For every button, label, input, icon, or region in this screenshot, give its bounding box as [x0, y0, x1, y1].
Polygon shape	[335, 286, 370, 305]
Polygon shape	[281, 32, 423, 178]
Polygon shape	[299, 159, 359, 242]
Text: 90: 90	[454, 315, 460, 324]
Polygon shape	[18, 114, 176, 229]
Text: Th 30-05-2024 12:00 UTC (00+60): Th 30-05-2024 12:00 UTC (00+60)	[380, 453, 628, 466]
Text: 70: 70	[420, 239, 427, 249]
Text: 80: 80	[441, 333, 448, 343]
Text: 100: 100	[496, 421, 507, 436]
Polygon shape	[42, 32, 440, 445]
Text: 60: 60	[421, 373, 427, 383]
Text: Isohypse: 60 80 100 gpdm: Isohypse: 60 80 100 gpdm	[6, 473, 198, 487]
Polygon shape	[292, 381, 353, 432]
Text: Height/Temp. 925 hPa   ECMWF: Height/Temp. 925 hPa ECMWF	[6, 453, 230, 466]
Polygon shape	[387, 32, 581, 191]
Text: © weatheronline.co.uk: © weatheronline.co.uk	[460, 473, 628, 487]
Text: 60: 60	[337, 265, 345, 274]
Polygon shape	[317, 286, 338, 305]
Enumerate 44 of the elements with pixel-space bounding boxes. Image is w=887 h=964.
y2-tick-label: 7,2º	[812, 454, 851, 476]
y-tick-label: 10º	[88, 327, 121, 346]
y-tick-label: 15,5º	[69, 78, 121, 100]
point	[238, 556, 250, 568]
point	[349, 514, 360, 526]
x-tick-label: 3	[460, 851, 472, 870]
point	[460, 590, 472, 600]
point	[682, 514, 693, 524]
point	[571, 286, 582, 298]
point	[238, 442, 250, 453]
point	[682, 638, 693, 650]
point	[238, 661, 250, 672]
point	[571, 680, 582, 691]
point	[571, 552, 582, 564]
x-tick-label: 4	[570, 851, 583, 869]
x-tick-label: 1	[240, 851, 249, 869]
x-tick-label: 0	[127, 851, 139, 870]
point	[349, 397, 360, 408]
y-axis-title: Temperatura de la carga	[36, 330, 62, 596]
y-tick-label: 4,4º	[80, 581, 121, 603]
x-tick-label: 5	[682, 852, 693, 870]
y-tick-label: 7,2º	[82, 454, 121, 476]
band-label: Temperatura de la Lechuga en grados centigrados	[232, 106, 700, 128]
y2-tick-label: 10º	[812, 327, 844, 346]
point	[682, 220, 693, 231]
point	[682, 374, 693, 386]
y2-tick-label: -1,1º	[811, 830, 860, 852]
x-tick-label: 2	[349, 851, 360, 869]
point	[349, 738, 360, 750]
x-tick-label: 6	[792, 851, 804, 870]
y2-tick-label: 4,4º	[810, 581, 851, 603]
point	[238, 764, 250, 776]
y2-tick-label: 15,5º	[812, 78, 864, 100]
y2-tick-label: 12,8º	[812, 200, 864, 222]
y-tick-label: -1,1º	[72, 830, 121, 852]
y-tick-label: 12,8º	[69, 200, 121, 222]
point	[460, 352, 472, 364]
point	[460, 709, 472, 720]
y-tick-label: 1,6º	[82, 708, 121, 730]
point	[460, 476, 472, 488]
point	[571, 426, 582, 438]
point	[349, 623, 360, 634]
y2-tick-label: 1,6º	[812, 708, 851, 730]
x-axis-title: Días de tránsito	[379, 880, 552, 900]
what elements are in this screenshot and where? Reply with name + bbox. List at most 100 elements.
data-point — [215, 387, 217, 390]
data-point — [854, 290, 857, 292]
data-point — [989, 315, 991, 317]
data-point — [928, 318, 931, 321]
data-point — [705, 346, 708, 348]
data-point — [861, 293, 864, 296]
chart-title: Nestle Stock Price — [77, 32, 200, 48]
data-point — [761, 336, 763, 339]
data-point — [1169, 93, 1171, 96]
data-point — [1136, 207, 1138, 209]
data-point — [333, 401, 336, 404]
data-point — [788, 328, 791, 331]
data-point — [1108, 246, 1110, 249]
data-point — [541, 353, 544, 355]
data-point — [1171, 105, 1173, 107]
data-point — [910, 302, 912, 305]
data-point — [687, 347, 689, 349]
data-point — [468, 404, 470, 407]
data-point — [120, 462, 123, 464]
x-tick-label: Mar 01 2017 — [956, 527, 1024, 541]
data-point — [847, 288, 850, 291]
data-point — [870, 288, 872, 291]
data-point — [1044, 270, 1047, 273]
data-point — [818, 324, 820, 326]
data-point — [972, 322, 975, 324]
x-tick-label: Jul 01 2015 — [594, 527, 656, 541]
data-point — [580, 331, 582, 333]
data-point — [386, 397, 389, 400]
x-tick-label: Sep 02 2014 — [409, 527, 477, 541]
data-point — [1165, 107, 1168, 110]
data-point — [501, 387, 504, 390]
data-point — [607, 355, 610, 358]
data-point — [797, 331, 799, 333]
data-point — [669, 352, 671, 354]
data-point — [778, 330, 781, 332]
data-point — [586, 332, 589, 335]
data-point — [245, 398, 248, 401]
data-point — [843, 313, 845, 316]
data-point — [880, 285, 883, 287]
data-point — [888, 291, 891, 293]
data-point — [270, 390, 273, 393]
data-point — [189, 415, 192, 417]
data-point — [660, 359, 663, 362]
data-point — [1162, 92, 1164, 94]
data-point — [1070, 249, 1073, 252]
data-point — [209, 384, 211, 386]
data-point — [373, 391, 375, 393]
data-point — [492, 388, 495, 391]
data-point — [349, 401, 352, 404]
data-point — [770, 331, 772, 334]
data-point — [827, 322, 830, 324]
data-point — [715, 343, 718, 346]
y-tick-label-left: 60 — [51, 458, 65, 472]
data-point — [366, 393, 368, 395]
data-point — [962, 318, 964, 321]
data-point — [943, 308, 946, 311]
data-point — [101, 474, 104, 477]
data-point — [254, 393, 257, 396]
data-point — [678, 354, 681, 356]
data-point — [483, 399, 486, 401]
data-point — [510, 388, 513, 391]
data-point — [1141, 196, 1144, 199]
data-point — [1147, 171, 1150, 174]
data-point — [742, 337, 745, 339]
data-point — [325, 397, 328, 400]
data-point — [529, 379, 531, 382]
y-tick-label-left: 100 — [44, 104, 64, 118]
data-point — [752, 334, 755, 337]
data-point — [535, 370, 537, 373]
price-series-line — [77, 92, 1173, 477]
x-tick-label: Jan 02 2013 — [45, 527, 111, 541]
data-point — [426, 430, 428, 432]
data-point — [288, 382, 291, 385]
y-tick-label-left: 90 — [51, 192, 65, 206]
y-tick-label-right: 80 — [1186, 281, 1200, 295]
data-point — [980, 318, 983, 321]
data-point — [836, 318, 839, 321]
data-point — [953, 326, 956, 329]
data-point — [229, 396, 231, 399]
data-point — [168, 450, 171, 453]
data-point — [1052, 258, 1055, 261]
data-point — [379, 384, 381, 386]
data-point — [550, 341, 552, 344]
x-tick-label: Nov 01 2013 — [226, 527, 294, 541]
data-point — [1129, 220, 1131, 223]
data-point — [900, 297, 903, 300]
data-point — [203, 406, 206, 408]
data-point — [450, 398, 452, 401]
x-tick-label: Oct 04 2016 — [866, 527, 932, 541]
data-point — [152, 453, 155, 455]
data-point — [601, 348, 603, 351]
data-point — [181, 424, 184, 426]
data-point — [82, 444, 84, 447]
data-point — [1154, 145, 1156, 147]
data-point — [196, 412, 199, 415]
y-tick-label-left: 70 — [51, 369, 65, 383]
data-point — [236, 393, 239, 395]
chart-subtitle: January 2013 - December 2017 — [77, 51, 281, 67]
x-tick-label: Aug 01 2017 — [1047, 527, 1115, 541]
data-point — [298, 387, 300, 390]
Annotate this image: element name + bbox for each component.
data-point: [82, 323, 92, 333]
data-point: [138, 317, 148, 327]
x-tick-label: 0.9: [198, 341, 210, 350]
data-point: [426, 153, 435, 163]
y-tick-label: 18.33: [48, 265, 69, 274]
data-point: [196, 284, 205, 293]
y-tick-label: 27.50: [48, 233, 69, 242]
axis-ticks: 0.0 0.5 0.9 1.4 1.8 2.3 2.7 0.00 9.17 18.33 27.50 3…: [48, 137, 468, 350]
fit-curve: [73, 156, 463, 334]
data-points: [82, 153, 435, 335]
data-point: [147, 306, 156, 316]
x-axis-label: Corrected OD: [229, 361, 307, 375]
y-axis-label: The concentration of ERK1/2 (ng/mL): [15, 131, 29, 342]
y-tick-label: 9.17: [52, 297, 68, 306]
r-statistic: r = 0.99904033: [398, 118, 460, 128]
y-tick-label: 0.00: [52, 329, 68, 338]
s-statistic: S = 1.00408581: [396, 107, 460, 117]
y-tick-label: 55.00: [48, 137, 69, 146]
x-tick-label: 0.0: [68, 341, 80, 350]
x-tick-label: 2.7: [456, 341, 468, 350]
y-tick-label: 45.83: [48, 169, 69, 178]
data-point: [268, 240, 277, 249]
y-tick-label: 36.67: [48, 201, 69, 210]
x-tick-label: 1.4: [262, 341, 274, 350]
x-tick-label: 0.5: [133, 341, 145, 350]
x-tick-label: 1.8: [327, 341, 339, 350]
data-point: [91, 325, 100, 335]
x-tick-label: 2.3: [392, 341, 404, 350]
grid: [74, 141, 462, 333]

========================================================================

WHAT IS BEING ASKED:
Copy the entries from the first one through the line containing "851, 804, 870]", inclusive, substituting "Polygon outline" for each occurrence of "Polygon shape" and leaving everything else unchanged.

ANSWER TO THIS TASK:
For every button, label, input, icon, or region in this screenshot, give its bounding box as [x0, y0, x1, y1].
Polygon outline	[335, 286, 370, 305]
Polygon outline	[281, 32, 423, 178]
Polygon outline	[299, 159, 359, 242]
Text: 90: 90	[454, 315, 460, 324]
Polygon outline	[18, 114, 176, 229]
Text: Th 30-05-2024 12:00 UTC (00+60): Th 30-05-2024 12:00 UTC (00+60)	[380, 453, 628, 466]
Text: 70: 70	[420, 239, 427, 249]
Text: 80: 80	[441, 333, 448, 343]
Text: 100: 100	[496, 421, 507, 436]
Polygon outline	[42, 32, 440, 445]
Text: 60: 60	[421, 373, 427, 383]
Text: Isohypse: 60 80 100 gpdm: Isohypse: 60 80 100 gpdm	[6, 473, 198, 487]
Polygon outline	[292, 381, 353, 432]
Text: Height/Temp. 925 hPa   ECMWF: Height/Temp. 925 hPa ECMWF	[6, 453, 230, 466]
Polygon outline	[387, 32, 581, 191]
Text: © weatheronline.co.uk: © weatheronline.co.uk	[460, 473, 628, 487]
Text: 60: 60	[337, 265, 345, 274]
Polygon outline	[317, 286, 338, 305]
Enumerate 44 of the elements with pixel-space bounding boxes. Image is w=887 h=964.
y2-tick-label: 7,2º	[812, 454, 851, 476]
y-tick-label: 10º	[88, 327, 121, 346]
y-tick-label: 15,5º	[69, 78, 121, 100]
point	[238, 556, 250, 568]
point	[349, 514, 360, 526]
x-tick-label: 3	[460, 851, 472, 870]
point	[460, 590, 472, 600]
point	[682, 514, 693, 524]
point	[571, 286, 582, 298]
point	[238, 442, 250, 453]
point	[682, 638, 693, 650]
point	[238, 661, 250, 672]
point	[571, 680, 582, 691]
point	[571, 552, 582, 564]
x-tick-label: 4	[570, 851, 583, 869]
x-tick-label: 1	[240, 851, 249, 869]
x-tick-label: 0	[127, 851, 139, 870]
point	[349, 397, 360, 408]
y-axis-title: Temperatura de la carga	[36, 330, 62, 596]
y-tick-label: 4,4º	[80, 581, 121, 603]
x-tick-label: 5	[682, 852, 693, 870]
y-tick-label: 7,2º	[82, 454, 121, 476]
band-label: Temperatura de la Lechuga en grados centigrados	[232, 106, 700, 128]
y2-tick-label: 10º	[812, 327, 844, 346]
point	[682, 220, 693, 231]
point	[682, 374, 693, 386]
y2-tick-label: -1,1º	[811, 830, 860, 852]
x-tick-label: 2	[349, 851, 360, 869]
point	[349, 738, 360, 750]
x-tick-label: 6	[792, 851, 804, 870]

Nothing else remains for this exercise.